- _Stored data entries_:
# # # # #
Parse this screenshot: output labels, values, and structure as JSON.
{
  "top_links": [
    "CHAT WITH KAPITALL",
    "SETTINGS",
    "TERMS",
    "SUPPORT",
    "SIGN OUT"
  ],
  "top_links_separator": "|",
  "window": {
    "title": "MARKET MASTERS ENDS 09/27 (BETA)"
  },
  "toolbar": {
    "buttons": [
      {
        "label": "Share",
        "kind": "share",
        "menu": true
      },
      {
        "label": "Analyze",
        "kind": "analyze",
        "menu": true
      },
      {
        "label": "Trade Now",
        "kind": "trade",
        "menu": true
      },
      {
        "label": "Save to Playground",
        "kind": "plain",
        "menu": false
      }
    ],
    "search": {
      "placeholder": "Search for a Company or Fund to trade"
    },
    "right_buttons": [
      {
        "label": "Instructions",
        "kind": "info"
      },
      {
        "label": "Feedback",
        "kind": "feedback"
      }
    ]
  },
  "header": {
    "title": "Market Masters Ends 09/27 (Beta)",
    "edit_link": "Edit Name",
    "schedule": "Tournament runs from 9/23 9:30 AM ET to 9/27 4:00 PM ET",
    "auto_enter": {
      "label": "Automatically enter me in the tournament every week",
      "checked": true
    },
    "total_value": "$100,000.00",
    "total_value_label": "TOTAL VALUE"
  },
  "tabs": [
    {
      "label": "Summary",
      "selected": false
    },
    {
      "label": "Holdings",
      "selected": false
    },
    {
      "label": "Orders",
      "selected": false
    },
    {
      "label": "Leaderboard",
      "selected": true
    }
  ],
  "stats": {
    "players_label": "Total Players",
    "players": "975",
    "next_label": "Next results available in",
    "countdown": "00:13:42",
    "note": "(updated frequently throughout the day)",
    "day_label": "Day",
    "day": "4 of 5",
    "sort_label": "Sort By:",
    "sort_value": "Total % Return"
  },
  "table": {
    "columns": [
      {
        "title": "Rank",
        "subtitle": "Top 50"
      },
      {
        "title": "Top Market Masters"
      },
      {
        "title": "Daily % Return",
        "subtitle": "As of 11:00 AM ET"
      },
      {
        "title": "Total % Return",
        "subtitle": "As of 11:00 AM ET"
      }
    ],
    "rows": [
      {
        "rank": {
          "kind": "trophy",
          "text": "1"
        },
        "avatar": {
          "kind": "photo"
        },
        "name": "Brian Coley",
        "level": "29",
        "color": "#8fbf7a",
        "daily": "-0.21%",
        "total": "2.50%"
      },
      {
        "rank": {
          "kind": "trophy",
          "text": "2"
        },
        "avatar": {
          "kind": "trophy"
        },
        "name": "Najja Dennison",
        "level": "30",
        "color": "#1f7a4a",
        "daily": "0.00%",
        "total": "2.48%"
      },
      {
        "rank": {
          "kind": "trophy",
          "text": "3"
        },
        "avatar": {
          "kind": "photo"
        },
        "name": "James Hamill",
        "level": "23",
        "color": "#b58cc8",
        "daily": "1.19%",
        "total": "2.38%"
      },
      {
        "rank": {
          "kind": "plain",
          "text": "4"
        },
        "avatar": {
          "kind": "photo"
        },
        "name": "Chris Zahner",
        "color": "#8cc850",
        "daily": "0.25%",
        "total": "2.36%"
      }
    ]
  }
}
# # # # #
- _STATED PROBLEM_:
Without omitting anything, output the entries exactly.

- _ANSWER TO THIS EXERCISE_:
Parse this screenshot: output labels, values, and structure as JSON.
{
  "top_links": [
    "CHAT WITH KAPITALL",
    "SETTINGS",
    "TERMS",
    "SUPPORT",
    "SIGN OUT"
  ],
  "top_links_separator": "|",
  "window": {
    "title": "MARKET MASTERS ENDS 09/27 (BETA)"
  },
  "toolbar": {
    "buttons": [
      {
        "label": "Share",
        "kind": "share",
        "menu": true
      },
      {
        "label": "Analyze",
        "kind": "analyze",
        "menu": true
      },
      {
        "label": "Trade Now",
        "kind": "trade",
        "menu": true
      },
      {
        "label": "Save to Playground",
        "kind": "plain",
        "menu": false
      }
    ],
    "search": {
      "placeholder": "Search for a Company or Fund to trade"
    },
    "right_buttons": [
      {
        "label": "Instructions",
        "kind": "info"
      },
      {
        "label": "Feedback",
        "kind": "feedback"
      }
    ]
  },
  "header": {
    "title": "Market Masters Ends 09/27 (Beta)",
    "edit_link": "Edit Name",
    "schedule": "Tournament runs from 9/23 9:30 AM ET to 9/27 4:00 PM ET",
    "auto_enter": {
      "label": "Automatically enter me in the tournament every week",
      "checked": true
    },
    "total_value": "$100,000.00",
    "total_value_label": "TOTAL VALUE"
  },
  "tabs": [
    {
      "label": "Summary",
      "selected": false
    },
    {
      "label": "Holdings",
      "selected": false
    },
    {
      "label": "Orders",
      "selected": false
    },
    {
      "label": "Leaderboard",
      "selected": true
    }
  ],
  "stats": {
    "players_label": "Total Players",
    "players": "975",
    "next_label": "Next results available in",
    "countdown": "00:13:42",
    "note": "(updated frequently throughout the day)",
    "day_label": "Day",
    "day": "4 of 5",
    "sort_label": "Sort By:",
    "sort_value": "Total % Return"
  },
  "table": {
    "columns": [
      {
        "title": "Rank",
        "subtitle": "Top 50"
      },
      {
        "title": "Top Market Masters"
      },
      {
        "title": "Daily % Return",
        "subtitle": "As of 11:00 AM ET"
      },
      {
        "title": "Total % Return",
        "subtitle": "As of 11:00 AM ET"
      }
    ],
    "rows": [
      {
        "rank": {
          "kind": "trophy",
          "text": "1"
        },
        "avatar": {
          "kind": "photo"
        },
        "name": "Brian Coley",
        "level": "29",
        "color": "#8fbf7a",
        "daily": "-0.21%",
        "total": "2.50%"
      },
      {
        "rank": {
          "kind": "trophy",
          "text": "2"
        },
        "avatar": {
          "kind": "trophy"
        },
        "name": "Najja Dennison",
        "level": "30",
        "color": "#1f7a4a",
        "daily": "0.00%",
        "total": "2.48%"
      },
      {
        "rank": {
          "kind": "trophy",
          "text": "3"
        },
        "avatar": {
          "kind": "photo"
        },
        "name": "James Hamill",
        "level": "23",
        "color": "#b58cc8",
        "daily": "1.19%",
        "total": "2.38%"
      },
      {
        "rank": {
          "kind": "plain",
          "text": "4"
        },
        "avatar": {
          "kind": "photo"
        },
        "name": "Chris Zahner",
        "color": "#8cc850",
        "daily": "0.25%",
        "total": "2.36%"
      }
    ]
  }
}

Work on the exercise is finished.